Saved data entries
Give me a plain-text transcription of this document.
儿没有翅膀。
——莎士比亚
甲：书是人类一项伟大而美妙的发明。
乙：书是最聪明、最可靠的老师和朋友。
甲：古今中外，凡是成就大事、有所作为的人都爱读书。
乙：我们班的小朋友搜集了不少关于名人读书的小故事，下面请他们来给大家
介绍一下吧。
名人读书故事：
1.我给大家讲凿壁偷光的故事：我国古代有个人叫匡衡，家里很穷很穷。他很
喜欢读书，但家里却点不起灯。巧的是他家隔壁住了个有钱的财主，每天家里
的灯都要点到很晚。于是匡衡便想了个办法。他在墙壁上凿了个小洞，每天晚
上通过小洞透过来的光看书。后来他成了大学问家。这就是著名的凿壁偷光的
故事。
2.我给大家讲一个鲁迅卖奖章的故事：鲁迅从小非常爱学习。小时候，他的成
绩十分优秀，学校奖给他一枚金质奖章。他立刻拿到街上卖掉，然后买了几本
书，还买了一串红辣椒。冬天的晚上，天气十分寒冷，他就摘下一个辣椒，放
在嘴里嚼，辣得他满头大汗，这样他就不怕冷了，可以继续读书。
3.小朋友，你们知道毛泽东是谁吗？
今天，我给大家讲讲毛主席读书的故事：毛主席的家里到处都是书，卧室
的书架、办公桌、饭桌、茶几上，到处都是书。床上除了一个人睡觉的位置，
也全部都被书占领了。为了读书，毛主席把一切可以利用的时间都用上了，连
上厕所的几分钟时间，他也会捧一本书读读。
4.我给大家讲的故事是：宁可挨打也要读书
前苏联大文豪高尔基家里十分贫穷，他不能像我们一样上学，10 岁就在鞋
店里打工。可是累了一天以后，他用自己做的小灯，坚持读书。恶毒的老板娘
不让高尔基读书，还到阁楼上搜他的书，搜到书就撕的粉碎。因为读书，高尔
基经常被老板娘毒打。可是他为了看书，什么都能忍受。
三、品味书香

Work to do =>
Return every record, word for word.

Solution to this exercise =>
Give me a plain-text transcription of this document.
儿没有翅膀。
——莎士比亚
甲：书是人类一项伟大而美妙的发明。
乙：书是最聪明、最可靠的老师和朋友。
甲：古今中外，凡是成就大事、有所作为的人都爱读书。
乙：我们班的小朋友搜集了不少关于名人读书的小故事，下面请他们来给大家
介绍一下吧。
名人读书故事：
1.我给大家讲凿壁偷光的故事：我国古代有个人叫匡衡，家里很穷很穷。他很
喜欢读书，但家里却点不起灯。巧的是他家隔壁住了个有钱的财主，每天家里
的灯都要点到很晚。于是匡衡便想了个办法。他在墙壁上凿了个小洞，每天晚
上通过小洞透过来的光看书。后来他成了大学问家。这就是著名的凿壁偷光的
故事。
2.我给大家讲一个鲁迅卖奖章的故事：鲁迅从小非常爱学习。小时候，他的成
绩十分优秀，学校奖给他一枚金质奖章。他立刻拿到街上卖掉，然后买了几本
书，还买了一串红辣椒。冬天的晚上，天气十分寒冷，他就摘下一个辣椒，放
在嘴里嚼，辣得他满头大汗，这样他就不怕冷了，可以继续读书。
3.小朋友，你们知道毛泽东是谁吗？
今天，我给大家讲讲毛主席读书的故事：毛主席的家里到处都是书，卧室
的书架、办公桌、饭桌、茶几上，到处都是书。床上除了一个人睡觉的位置，
也全部都被书占领了。为了读书，毛主席把一切可以利用的时间都用上了，连
上厕所的几分钟时间，他也会捧一本书读读。
4.我给大家讲的故事是：宁可挨打也要读书
前苏联大文豪高尔基家里十分贫穷，他不能像我们一样上学，10 岁就在鞋
店里打工。可是累了一天以后，他用自己做的小灯，坚持读书。恶毒的老板娘
不让高尔基读书，还到阁楼上搜他的书，搜到书就撕的粉碎。因为读书，高尔
基经常被老板娘毒打。可是他为了看书，什么都能忍受。
三、品味书香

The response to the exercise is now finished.